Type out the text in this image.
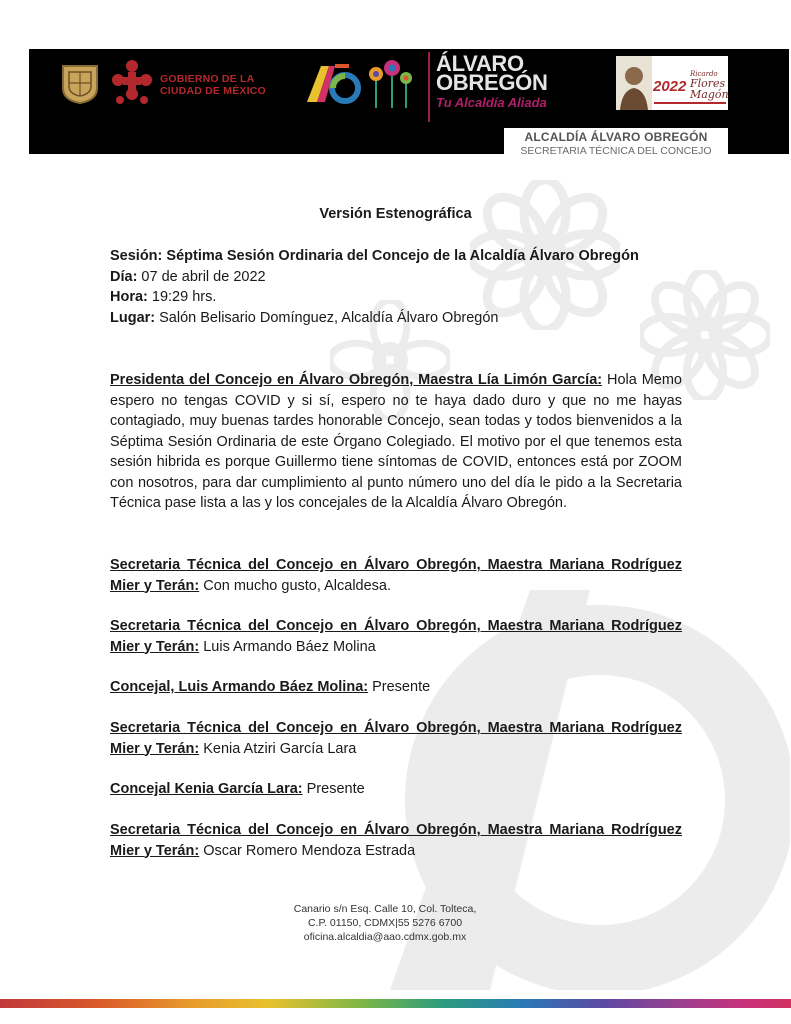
GOBIERNO DE LA
CIUDAD DE MÉXICO
ÁLVARO
OBREGÓN
Tu Alcaldía Aliada
2022
Ricardo
Flores
Magón
ALCALDÍA ÁLVARO OBREGÓN
SECRETARIA TÉCNICA DEL CONCEJO
Versión Estenográfica
Sesión: Séptima Sesión Ordinaria del Concejo de la Alcaldía Álvaro Obregón
Día: 07 de abril de 2022
Hora: 19:29 hrs.
Lugar: Salón Belisario Domínguez, Alcaldía Álvaro Obregón
Presidenta del Concejo en Álvaro Obregón, Maestra Lía Limón García: Hola Memo espero no tengas COVID y si sí, espero no te haya dado duro y que no me hayas contagiado, muy buenas tardes honorable Concejo, sean todas y todos bienvenidos a la Séptima Sesión Ordinaria de este Órgano Colegiado. El motivo por el que tenemos esta sesión hibrida es porque Guillermo tiene síntomas de COVID, entonces está por ZOOM con nosotros, para dar cumplimiento al punto número uno del día le pido a la Secretaria Técnica pase lista a las y los concejales de la Alcaldía Álvaro Obregón.
Secretaria Técnica del Concejo en Álvaro Obregón, Maestra Mariana Rodríguez Mier y Terán: Con mucho gusto, Alcaldesa.
Secretaria Técnica del Concejo en Álvaro Obregón, Maestra Mariana Rodríguez Mier y Terán: Luis Armando Báez Molina
Concejal, Luis Armando Báez Molina: Presente
Secretaria Técnica del Concejo en Álvaro Obregón, Maestra Mariana Rodríguez Mier y Terán: Kenia Atziri García Lara
Concejal Kenia García Lara: Presente
Secretaria Técnica del Concejo en Álvaro Obregón, Maestra Mariana Rodríguez Mier y Terán: Oscar Romero Mendoza Estrada
Canario s/n Esq. Calle 10, Col. Tolteca,
C.P. 01150, CDMX|55 5276 6700
oficina.alcaldia@aao.cdmx.gob.mx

• • • • •

- Task directions -
From the listing above, collect every line that mentions the word "Molina".

- Solution for this task -
Secretaria Técnica del Concejo en Álvaro Obregón, Maestra Mariana Rodríguez Mier y Terán: Luis Armando Báez Molina
Concejal, Luis Armando Báez Molina: Presente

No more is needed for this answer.